WORK TO DO: Only the lines from the one with "Transcribe the text in this document." onward are wanted, through the last line of the entries, set down exactly.

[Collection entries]
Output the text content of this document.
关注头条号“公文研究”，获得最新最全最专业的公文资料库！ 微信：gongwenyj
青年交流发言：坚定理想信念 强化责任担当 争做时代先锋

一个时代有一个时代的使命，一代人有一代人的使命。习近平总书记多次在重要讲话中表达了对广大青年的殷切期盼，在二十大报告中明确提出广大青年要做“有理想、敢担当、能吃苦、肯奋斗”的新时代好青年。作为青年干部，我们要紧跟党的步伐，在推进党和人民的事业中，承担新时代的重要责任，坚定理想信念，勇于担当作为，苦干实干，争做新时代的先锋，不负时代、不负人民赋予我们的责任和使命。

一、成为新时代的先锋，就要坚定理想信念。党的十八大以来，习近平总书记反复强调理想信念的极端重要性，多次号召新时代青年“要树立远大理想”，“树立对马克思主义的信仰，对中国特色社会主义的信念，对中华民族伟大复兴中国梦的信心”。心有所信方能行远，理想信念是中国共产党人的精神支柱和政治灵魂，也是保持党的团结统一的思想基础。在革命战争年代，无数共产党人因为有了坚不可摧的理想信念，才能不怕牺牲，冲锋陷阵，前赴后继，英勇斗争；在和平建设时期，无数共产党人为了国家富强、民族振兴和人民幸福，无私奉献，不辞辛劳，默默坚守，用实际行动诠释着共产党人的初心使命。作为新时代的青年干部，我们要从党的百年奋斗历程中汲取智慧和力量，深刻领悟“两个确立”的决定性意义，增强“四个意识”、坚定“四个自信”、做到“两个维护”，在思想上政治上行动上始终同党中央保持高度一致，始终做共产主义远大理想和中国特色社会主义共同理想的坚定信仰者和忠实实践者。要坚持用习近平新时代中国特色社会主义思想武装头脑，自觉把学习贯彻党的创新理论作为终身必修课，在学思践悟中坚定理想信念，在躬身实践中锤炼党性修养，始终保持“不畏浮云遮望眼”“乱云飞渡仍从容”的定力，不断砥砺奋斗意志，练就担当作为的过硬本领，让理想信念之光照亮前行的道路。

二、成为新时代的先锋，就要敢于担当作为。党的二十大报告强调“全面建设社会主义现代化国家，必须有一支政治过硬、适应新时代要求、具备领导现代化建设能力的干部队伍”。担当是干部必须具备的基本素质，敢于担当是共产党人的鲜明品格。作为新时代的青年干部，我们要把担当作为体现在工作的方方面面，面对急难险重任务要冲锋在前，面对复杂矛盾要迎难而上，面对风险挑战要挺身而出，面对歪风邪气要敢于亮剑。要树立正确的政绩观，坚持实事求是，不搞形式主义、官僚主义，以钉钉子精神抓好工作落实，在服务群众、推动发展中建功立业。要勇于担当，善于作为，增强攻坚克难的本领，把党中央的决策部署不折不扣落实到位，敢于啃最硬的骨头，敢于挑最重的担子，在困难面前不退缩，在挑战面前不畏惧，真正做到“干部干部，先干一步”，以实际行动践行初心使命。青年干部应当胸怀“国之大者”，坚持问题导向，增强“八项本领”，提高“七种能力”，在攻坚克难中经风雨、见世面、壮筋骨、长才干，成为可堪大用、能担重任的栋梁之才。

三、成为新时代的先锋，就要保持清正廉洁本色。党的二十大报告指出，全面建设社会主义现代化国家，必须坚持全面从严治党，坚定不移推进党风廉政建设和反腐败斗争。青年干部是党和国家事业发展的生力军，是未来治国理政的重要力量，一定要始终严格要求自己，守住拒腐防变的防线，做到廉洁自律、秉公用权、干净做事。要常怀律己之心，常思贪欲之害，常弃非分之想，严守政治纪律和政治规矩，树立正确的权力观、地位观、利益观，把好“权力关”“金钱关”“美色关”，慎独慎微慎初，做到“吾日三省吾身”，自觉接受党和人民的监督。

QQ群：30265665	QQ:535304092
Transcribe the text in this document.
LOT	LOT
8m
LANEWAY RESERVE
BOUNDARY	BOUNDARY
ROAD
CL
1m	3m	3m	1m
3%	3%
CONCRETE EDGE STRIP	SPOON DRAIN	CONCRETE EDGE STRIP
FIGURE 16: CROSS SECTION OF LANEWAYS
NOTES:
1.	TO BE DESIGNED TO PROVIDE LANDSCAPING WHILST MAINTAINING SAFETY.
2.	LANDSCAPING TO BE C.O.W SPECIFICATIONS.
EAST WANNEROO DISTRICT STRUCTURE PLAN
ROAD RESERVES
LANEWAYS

RESULT OF THE TASK:
Transcribe the text in this document.
LOT	LOT
8m
LANEWAY RESERVE
BOUNDARY	BOUNDARY
ROAD
CL
1m	3m	3m	1m
3%	3%
CONCRETE EDGE STRIP	SPOON DRAIN	CONCRETE EDGE STRIP
FIGURE 16: CROSS SECTION OF LANEWAYS
NOTES:
1.	TO BE DESIGNED TO PROVIDE LANDSCAPING WHILST MAINTAINING SAFETY.
2.	LANDSCAPING TO BE C.O.W SPECIFICATIONS.
EAST WANNEROO DISTRICT STRUCTURE PLAN
ROAD RESERVES
LANEWAYS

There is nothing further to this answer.